- Supplied records:
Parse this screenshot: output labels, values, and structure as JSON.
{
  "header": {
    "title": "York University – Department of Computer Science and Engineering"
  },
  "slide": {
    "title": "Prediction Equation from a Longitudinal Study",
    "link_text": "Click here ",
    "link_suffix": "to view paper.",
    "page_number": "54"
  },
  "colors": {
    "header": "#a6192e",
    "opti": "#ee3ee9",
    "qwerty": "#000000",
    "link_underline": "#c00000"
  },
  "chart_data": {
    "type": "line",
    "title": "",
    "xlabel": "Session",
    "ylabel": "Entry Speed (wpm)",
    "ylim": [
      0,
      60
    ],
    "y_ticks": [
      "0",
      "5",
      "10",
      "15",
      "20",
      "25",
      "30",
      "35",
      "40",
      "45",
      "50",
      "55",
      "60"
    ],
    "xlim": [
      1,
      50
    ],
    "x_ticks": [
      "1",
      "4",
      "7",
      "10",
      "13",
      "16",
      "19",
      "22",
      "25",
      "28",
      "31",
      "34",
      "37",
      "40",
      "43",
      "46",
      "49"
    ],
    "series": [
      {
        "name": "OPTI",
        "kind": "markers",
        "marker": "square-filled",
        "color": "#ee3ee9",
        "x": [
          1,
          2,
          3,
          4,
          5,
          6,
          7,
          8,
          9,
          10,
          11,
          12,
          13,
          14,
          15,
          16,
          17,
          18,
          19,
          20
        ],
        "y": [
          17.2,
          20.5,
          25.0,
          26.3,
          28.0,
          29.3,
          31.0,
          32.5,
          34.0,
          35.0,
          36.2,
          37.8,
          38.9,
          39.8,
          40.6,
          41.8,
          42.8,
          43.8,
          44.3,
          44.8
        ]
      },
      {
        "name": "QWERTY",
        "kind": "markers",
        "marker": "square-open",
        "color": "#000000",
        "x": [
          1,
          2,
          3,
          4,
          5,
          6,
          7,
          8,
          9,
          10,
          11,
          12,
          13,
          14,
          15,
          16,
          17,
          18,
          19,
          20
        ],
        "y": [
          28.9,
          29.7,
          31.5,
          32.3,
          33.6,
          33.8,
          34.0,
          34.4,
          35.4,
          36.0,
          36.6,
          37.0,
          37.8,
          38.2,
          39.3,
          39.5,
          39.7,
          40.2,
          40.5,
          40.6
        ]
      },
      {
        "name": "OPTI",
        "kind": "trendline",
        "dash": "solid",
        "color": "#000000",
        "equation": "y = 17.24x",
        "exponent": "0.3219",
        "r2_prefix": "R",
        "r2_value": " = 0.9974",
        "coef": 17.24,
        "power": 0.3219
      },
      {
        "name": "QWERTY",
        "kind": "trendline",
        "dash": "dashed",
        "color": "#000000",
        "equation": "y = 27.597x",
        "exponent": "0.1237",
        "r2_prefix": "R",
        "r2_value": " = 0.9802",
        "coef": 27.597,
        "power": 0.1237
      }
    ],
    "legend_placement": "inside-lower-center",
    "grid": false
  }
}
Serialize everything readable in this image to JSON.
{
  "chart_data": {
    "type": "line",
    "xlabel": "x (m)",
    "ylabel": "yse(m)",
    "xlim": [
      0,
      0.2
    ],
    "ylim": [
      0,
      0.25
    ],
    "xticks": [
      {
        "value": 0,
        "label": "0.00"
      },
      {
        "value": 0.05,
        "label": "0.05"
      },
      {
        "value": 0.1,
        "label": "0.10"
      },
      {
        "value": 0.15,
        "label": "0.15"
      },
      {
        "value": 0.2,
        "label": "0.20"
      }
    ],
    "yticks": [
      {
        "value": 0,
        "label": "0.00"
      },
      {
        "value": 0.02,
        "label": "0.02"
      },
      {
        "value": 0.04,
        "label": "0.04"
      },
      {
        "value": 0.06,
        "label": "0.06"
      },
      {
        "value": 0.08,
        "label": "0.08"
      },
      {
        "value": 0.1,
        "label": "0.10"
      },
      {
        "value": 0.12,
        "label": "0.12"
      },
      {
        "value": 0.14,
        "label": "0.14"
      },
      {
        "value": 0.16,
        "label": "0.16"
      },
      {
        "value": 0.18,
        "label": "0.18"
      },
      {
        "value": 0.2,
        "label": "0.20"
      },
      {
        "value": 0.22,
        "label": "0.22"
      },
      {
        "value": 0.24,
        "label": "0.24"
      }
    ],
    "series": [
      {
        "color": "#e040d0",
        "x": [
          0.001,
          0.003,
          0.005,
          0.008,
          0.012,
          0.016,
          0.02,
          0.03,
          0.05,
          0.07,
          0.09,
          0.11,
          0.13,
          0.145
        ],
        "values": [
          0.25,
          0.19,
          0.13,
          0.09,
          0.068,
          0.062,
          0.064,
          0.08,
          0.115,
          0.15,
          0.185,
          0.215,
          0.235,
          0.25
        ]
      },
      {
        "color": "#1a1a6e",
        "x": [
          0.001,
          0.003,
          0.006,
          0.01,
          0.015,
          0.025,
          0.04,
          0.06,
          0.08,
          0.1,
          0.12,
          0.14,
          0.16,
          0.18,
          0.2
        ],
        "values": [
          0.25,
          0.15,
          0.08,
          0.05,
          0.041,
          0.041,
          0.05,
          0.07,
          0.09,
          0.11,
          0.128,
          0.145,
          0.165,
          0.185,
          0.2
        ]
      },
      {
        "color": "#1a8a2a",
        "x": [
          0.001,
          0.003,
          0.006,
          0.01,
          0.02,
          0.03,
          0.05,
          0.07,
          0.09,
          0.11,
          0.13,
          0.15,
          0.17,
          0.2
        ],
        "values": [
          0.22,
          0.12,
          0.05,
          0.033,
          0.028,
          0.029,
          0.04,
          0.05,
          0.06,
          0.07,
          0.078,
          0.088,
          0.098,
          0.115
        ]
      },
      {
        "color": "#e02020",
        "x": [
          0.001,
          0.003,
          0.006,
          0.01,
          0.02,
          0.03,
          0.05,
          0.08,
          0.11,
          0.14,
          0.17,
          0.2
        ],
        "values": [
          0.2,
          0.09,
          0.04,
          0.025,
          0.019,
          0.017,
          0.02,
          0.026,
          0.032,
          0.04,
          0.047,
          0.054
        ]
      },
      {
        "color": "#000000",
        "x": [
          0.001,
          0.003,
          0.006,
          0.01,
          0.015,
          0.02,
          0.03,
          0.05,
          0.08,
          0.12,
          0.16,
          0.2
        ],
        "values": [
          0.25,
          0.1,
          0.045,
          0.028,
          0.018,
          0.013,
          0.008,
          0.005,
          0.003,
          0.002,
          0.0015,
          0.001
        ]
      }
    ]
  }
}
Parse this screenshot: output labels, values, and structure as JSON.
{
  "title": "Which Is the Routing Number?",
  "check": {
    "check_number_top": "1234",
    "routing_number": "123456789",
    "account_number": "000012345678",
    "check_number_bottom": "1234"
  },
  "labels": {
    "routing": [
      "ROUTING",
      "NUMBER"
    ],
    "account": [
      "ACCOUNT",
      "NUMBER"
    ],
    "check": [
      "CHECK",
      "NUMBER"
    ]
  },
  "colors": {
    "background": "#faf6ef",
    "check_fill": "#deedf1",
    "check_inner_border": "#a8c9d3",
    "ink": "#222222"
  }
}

- Work instructions: Copy the material above back out, exactly as written.

- Solution for this task:
Parse this screenshot: output labels, values, and structure as JSON.
{
  "header": {
    "title": "York University – Department of Computer Science and Engineering"
  },
  "slide": {
    "title": "Prediction Equation from a Longitudinal Study",
    "link_text": "Click here ",
    "link_suffix": "to view paper.",
    "page_number": "54"
  },
  "colors": {
    "header": "#a6192e",
    "opti": "#ee3ee9",
    "qwerty": "#000000",
    "link_underline": "#c00000"
  },
  "chart_data": {
    "type": "line",
    "title": "",
    "xlabel": "Session",
    "ylabel": "Entry Speed (wpm)",
    "ylim": [
      0,
      60
    ],
    "y_ticks": [
      "0",
      "5",
      "10",
      "15",
      "20",
      "25",
      "30",
      "35",
      "40",
      "45",
      "50",
      "55",
      "60"
    ],
    "xlim": [
      1,
      50
    ],
    "x_ticks": [
      "1",
      "4",
      "7",
      "10",
      "13",
      "16",
      "19",
      "22",
      "25",
      "28",
      "31",
      "34",
      "37",
      "40",
      "43",
      "46",
      "49"
    ],
    "series": [
      {
        "name": "OPTI",
        "kind": "markers",
        "marker": "square-filled",
        "color": "#ee3ee9",
        "x": [
          1,
          2,
          3,
          4,
          5,
          6,
          7,
          8,
          9,
          10,
          11,
          12,
          13,
          14,
          15,
          16,
          17,
          18,
          19,
          20
        ],
        "y": [
          17.2,
          20.5,
          25.0,
          26.3,
          28.0,
          29.3,
          31.0,
          32.5,
          34.0,
          35.0,
          36.2,
          37.8,
          38.9,
          39.8,
          40.6,
          41.8,
          42.8,
          43.8,
          44.3,
          44.8
        ]
      },
      {
        "name": "QWERTY",
        "kind": "markers",
        "marker": "square-open",
        "color": "#000000",
        "x": [
          1,
          2,
          3,
          4,
          5,
          6,
          7,
          8,
          9,
          10,
          11,
          12,
          13,
          14,
          15,
          16,
          17,
          18,
          19,
          20
        ],
        "y": [
          28.9,
          29.7,
          31.5,
          32.3,
          33.6,
          33.8,
          34.0,
          34.4,
          35.4,
          36.0,
          36.6,
          37.0,
          37.8,
          38.2,
          39.3,
          39.5,
          39.7,
          40.2,
          40.5,
          40.6
        ]
      },
      {
        "name": "OPTI",
        "kind": "trendline",
        "dash": "solid",
        "color": "#000000",
        "equation": "y = 17.24x",
        "exponent": "0.3219",
        "r2_prefix": "R",
        "r2_value": " = 0.9974",
        "coef": 17.24,
        "power": 0.3219
      },
      {
        "name": "QWERTY",
        "kind": "trendline",
        "dash": "dashed",
        "color": "#000000",
        "equation": "y = 27.597x",
        "exponent": "0.1237",
        "r2_prefix": "R",
        "r2_value": " = 0.9802",
        "coef": 27.597,
        "power": 0.1237
      }
    ],
    "legend_placement": "inside-lower-center",
    "grid": false
  }
}
Serialize everything readable in this image to JSON.
{
  "chart_data": {
    "type": "line",
    "xlabel": "x (m)",
    "ylabel": "yse(m)",
    "xlim": [
      0,
      0.2
    ],
    "ylim": [
      0,
      0.25
    ],
    "xticks": [
      {
        "value": 0,
        "label": "0.00"
      },
      {
        "value": 0.05,
        "label": "0.05"
      },
      {
        "value": 0.1,
        "label": "0.10"
      },
      {
        "value": 0.15,
        "label": "0.15"
      },
      {
        "value": 0.2,
        "label": "0.20"
      }
    ],
    "yticks": [
      {
        "value": 0,
        "label": "0.00"
      },
      {
        "value": 0.02,
        "label": "0.02"
      },
      {
        "value": 0.04,
        "label": "0.04"
      },
      {
        "value": 0.06,
        "label": "0.06"
      },
      {
        "value": 0.08,
        "label": "0.08"
      },
      {
        "value": 0.1,
        "label": "0.10"
      },
      {
        "value": 0.12,
        "label": "0.12"
      },
      {
        "value": 0.14,
        "label": "0.14"
      },
      {
        "value": 0.16,
        "label": "0.16"
      },
      {
        "value": 0.18,
        "label": "0.18"
      },
      {
        "value": 0.2,
        "label": "0.20"
      },
      {
        "value": 0.22,
        "label": "0.22"
      },
      {
        "value": 0.24,
        "label": "0.24"
      }
    ],
    "series": [
      {
        "color": "#e040d0",
        "x": [
          0.001,
          0.003,
          0.005,
          0.008,
          0.012,
          0.016,
          0.02,
          0.03,
          0.05,
          0.07,
          0.09,
          0.11,
          0.13,
          0.145
        ],
        "values": [
          0.25,
          0.19,
          0.13,
          0.09,
          0.068,
          0.062,
          0.064,
          0.08,
          0.115,
          0.15,
          0.185,
          0.215,
          0.235,
          0.25
        ]
      },
      {
        "color": "#1a1a6e",
        "x": [
          0.001,
          0.003,
          0.006,
          0.01,
          0.015,
          0.025,
          0.04,
          0.06,
          0.08,
          0.1,
          0.12,
          0.14,
          0.16,
          0.18,
          0.2
        ],
        "values": [
          0.25,
          0.15,
          0.08,
          0.05,
          0.041,
          0.041,
          0.05,
          0.07,
          0.09,
          0.11,
          0.128,
          0.145,
          0.165,
          0.185,
          0.2
        ]
      },
      {
        "color": "#1a8a2a",
        "x": [
          0.001,
          0.003,
          0.006,
          0.01,
          0.02,
          0.03,
          0.05,
          0.07,
          0.09,
          0.11,
          0.13,
          0.15,
          0.17,
          0.2
        ],
        "values": [
          0.22,
          0.12,
          0.05,
          0.033,
          0.028,
          0.029,
          0.04,
          0.05,
          0.06,
          0.07,
          0.078,
          0.088,
          0.098,
          0.115
        ]
      },
      {
        "color": "#e02020",
        "x": [
          0.001,
          0.003,
          0.006,
          0.01,
          0.02,
          0.03,
          0.05,
          0.08,
          0.11,
          0.14,
          0.17,
          0.2
        ],
        "values": [
          0.2,
          0.09,
          0.04,
          0.025,
          0.019,
          0.017,
          0.02,
          0.026,
          0.032,
          0.04,
          0.047,
          0.054
        ]
      },
      {
        "color": "#000000",
        "x": [
          0.001,
          0.003,
          0.006,
          0.01,
          0.015,
          0.02,
          0.03,
          0.05,
          0.08,
          0.12,
          0.16,
          0.2
        ],
        "values": [
          0.25,
          0.1,
          0.045,
          0.028,
          0.018,
          0.013,
          0.008,
          0.005,
          0.003,
          0.002,
          0.0015,
          0.001
        ]
      }
    ]
  }
}
Parse this screenshot: output labels, values, and structure as JSON.
{
  "title": "Which Is the Routing Number?",
  "check": {
    "check_number_top": "1234",
    "routing_number": "123456789",
    "account_number": "000012345678",
    "check_number_bottom": "1234"
  },
  "labels": {
    "routing": [
      "ROUTING",
      "NUMBER"
    ],
    "account": [
      "ACCOUNT",
      "NUMBER"
    ],
    "check": [
      "CHECK",
      "NUMBER"
    ]
  },
  "colors": {
    "background": "#faf6ef",
    "check_fill": "#deedf1",
    "check_inner_border": "#a8c9d3",
    "ink": "#222222"
  }
}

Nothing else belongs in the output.